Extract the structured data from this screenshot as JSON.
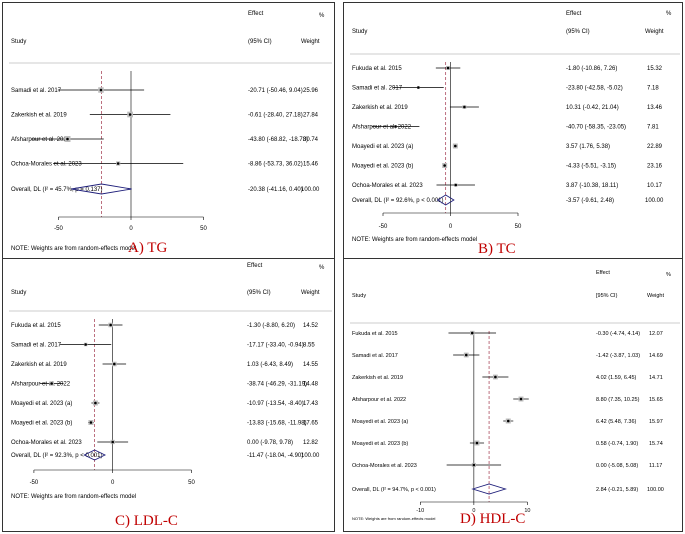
{
  "colors": {
    "diamond": "#1f1f7a",
    "ref_line": "#a0344a",
    "caption": "#c00000",
    "frame": "#333333"
  },
  "chart_data": [
    {
      "type": "forest",
      "caption": "A)  TG",
      "header": {
        "study": "Study",
        "effect": "Effect",
        "ci": "(95% CI)",
        "pct": "%",
        "weight": "Weight"
      },
      "xlim": [
        -80,
        60
      ],
      "x_ticks": [
        -50,
        0,
        50
      ],
      "x_tick_labels": [
        "-50",
        "0",
        "50"
      ],
      "studies": [
        {
          "name": "Samadi et al. 2017",
          "effect": -20.71,
          "lo": -50.46,
          "hi": 9.04,
          "ci_text": "-20.71 (-50.46, 9.04)",
          "weight": 25.96,
          "weight_text": "25.96"
        },
        {
          "name": "Zakerkish et al. 2019",
          "effect": -0.61,
          "lo": -28.4,
          "hi": 27.18,
          "ci_text": "-0.61 (-28.40, 27.18)",
          "weight": 27.84,
          "weight_text": "27.84"
        },
        {
          "name": "Afsharpour et al. 2022",
          "effect": -43.8,
          "lo": -68.82,
          "hi": -18.78,
          "ci_text": "-43.80 (-68.82, -18.78)",
          "weight": 30.74,
          "weight_text": "30.74"
        },
        {
          "name": "Ochoa-Morales et al. 2023",
          "effect": -8.86,
          "lo": -53.73,
          "hi": 36.02,
          "ci_text": "-8.86 (-53.73, 36.02)",
          "weight": 15.46,
          "weight_text": "15.46"
        }
      ],
      "overall": {
        "label": "Overall, DL (I² = 45.7%, p = 0.137)",
        "effect": -20.38,
        "lo": -41.16,
        "hi": 0.4,
        "ci_text": "-20.38 (-41.16, 0.40)",
        "weight_text": "100.00"
      },
      "note": "NOTE: Weights are from random-effects model"
    },
    {
      "type": "forest",
      "caption": "B)  TC",
      "header": {
        "study": "Study",
        "effect": "Effect",
        "ci": "(95% CI)",
        "pct": "%",
        "weight": "Weight"
      },
      "xlim": [
        -70,
        90
      ],
      "x_ticks": [
        -50,
        0,
        50
      ],
      "x_tick_labels": [
        "-50",
        "0",
        "50"
      ],
      "studies": [
        {
          "name": "Fukuda et al. 2015",
          "effect": -1.8,
          "lo": -10.86,
          "hi": 7.26,
          "ci_text": "-1.80 (-10.86, 7.26)",
          "weight": 15.32,
          "weight_text": "15.32"
        },
        {
          "name": "Samadi et al. 2017",
          "effect": -23.8,
          "lo": -42.58,
          "hi": -5.02,
          "ci_text": "-23.80 (-42.58, -5.02)",
          "weight": 7.18,
          "weight_text": "7.18"
        },
        {
          "name": "Zakerkish et al. 2019",
          "effect": 10.31,
          "lo": -0.42,
          "hi": 21.04,
          "ci_text": "10.31 (-0.42, 21.04)",
          "weight": 13.46,
          "weight_text": "13.46"
        },
        {
          "name": "Afsharpour et al. 2022",
          "effect": -40.7,
          "lo": -58.35,
          "hi": -23.05,
          "ci_text": "-40.70 (-58.35, -23.05)",
          "weight": 7.81,
          "weight_text": "7.81"
        },
        {
          "name": "Moayedi et al. 2023 (a)",
          "effect": 3.57,
          "lo": 1.76,
          "hi": 5.38,
          "ci_text": "3.57 (1.76, 5.38)",
          "weight": 22.89,
          "weight_text": "22.89"
        },
        {
          "name": "Moayedi et al. 2023 (b)",
          "effect": -4.33,
          "lo": -5.51,
          "hi": -3.15,
          "ci_text": "-4.33 (-5.51, -3.15)",
          "weight": 23.16,
          "weight_text": "23.16"
        },
        {
          "name": "Ochoa-Morales et al. 2023",
          "effect": 3.87,
          "lo": -10.38,
          "hi": 18.11,
          "ci_text": "3.87 (-10.38, 18.11)",
          "weight": 10.17,
          "weight_text": "10.17"
        }
      ],
      "overall": {
        "label": "Overall, DL (I² = 92.6%, p < 0.001)",
        "effect": -3.57,
        "lo": -9.61,
        "hi": 2.48,
        "ci_text": "-3.57 (-9.61, 2.48)",
        "weight_text": "100.00"
      },
      "note": "NOTE: Weights are from random-effects model"
    },
    {
      "type": "forest",
      "caption": "C)  LDL-C",
      "header": {
        "study": "Study",
        "effect": "Effect",
        "ci": "(95% CI)",
        "pct": "%",
        "weight": "Weight"
      },
      "xlim": [
        -62,
        70
      ],
      "x_ticks": [
        -50,
        0,
        50
      ],
      "x_tick_labels": [
        "-50",
        "0",
        "50"
      ],
      "studies": [
        {
          "name": "Fukuda et al. 2015",
          "effect": -1.3,
          "lo": -8.8,
          "hi": 6.2,
          "ci_text": "-1.30 (-8.80, 6.20)",
          "weight": 14.52,
          "weight_text": "14.52"
        },
        {
          "name": "Samadi et al. 2017",
          "effect": -17.17,
          "lo": -33.4,
          "hi": -0.94,
          "ci_text": "-17.17 (-33.40, -0.94)",
          "weight": 8.55,
          "weight_text": "8.55"
        },
        {
          "name": "Zakerkish et al. 2019",
          "effect": 1.03,
          "lo": -6.43,
          "hi": 8.49,
          "ci_text": "1.03 (-6.43, 8.49)",
          "weight": 14.55,
          "weight_text": "14.55"
        },
        {
          "name": "Afsharpour et al. 2022",
          "effect": -38.74,
          "lo": -46.29,
          "hi": -31.19,
          "ci_text": "-38.74 (-46.29, -31.19)",
          "weight": 14.48,
          "weight_text": "14.48"
        },
        {
          "name": "Moayedi et al. 2023 (a)",
          "effect": -10.97,
          "lo": -13.54,
          "hi": -8.4,
          "ci_text": "-10.97 (-13.54, -8.40)",
          "weight": 17.43,
          "weight_text": "17.43"
        },
        {
          "name": "Moayedi et al. 2023 (b)",
          "effect": -13.83,
          "lo": -15.68,
          "hi": -11.98,
          "ci_text": "-13.83 (-15.68, -11.98)",
          "weight": 17.65,
          "weight_text": "17.65"
        },
        {
          "name": "Ochoa-Morales et al. 2023",
          "effect": 0.0,
          "lo": -9.78,
          "hi": 9.78,
          "ci_text": "0.00 (-9.78, 9.78)",
          "weight": 12.82,
          "weight_text": "12.82"
        }
      ],
      "overall": {
        "label": "Overall, DL (I² = 92.3%, p < 0.001)",
        "effect": -11.47,
        "lo": -18.04,
        "hi": -4.9,
        "ci_text": "-11.47 (-18.04, -4.90)",
        "weight_text": "100.00"
      },
      "note": "NOTE: Weights are from random-effects model"
    },
    {
      "type": "forest",
      "caption": "D)  HDL-C",
      "header": {
        "study": "Study",
        "effect": "Effect",
        "ci": "[95% CI)",
        "pct": "%",
        "weight": "Weight"
      },
      "xlim": [
        -22,
        20
      ],
      "x_ticks": [
        -10,
        0,
        10
      ],
      "x_tick_labels": [
        "-10",
        "0",
        "10"
      ],
      "studies": [
        {
          "name": "Fukuda et al. 2015",
          "effect": -0.3,
          "lo": -4.74,
          "hi": 4.14,
          "ci_text": "-0.30 (-4.74, 4.14)",
          "weight": 12.07,
          "weight_text": "12.07"
        },
        {
          "name": "Samadi et al. 2017",
          "effect": -1.42,
          "lo": -3.87,
          "hi": 1.03,
          "ci_text": "-1.42 (-3.87, 1.03)",
          "weight": 14.69,
          "weight_text": "14.69"
        },
        {
          "name": "Zakerkish et al. 2019",
          "effect": 4.02,
          "lo": 1.59,
          "hi": 6.45,
          "ci_text": "4.02 (1.59, 6.45)",
          "weight": 14.71,
          "weight_text": "14.71"
        },
        {
          "name": "Afsharpour et al. 2022",
          "effect": 8.8,
          "lo": 7.35,
          "hi": 10.25,
          "ci_text": "8.80 (7.35, 10.25)",
          "weight": 15.65,
          "weight_text": "15.65"
        },
        {
          "name": "Moayedi et al. 2023 (a)",
          "effect": 6.42,
          "lo": 5.48,
          "hi": 7.36,
          "ci_text": "6.42 (5.48, 7.36)",
          "weight": 15.97,
          "weight_text": "15.97"
        },
        {
          "name": "Moayedi et al. 2023 (b)",
          "effect": 0.58,
          "lo": -0.74,
          "hi": 1.9,
          "ci_text": "0.58 (-0.74, 1.90)",
          "weight": 15.74,
          "weight_text": "15.74"
        },
        {
          "name": "Ochoa-Morales et al. 2023",
          "effect": 0.0,
          "lo": -5.08,
          "hi": 5.08,
          "ci_text": "0.00 (-5.08, 5.08)",
          "weight": 11.17,
          "weight_text": "11.17"
        }
      ],
      "overall": {
        "label": "Overall, DL (I² = 94.7%, p < 0.001)",
        "effect": 2.84,
        "lo": -0.21,
        "hi": 5.89,
        "ci_text": "2.84 (-0.21, 5.89)",
        "weight_text": "100.00"
      },
      "note": "NOTE: Weights are from random-effects model"
    }
  ]
}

#### WHAT YOU ARE ASKED TO DO:
Search the data above for the string "caption" and copy each line that has it.

#### TASK RESPONSE:
    "caption": "#c00000",
      "caption": "A)  TG",
      "caption": "B)  TC",
      "caption": "C)  LDL-C",
      "caption": "D)  HDL-C",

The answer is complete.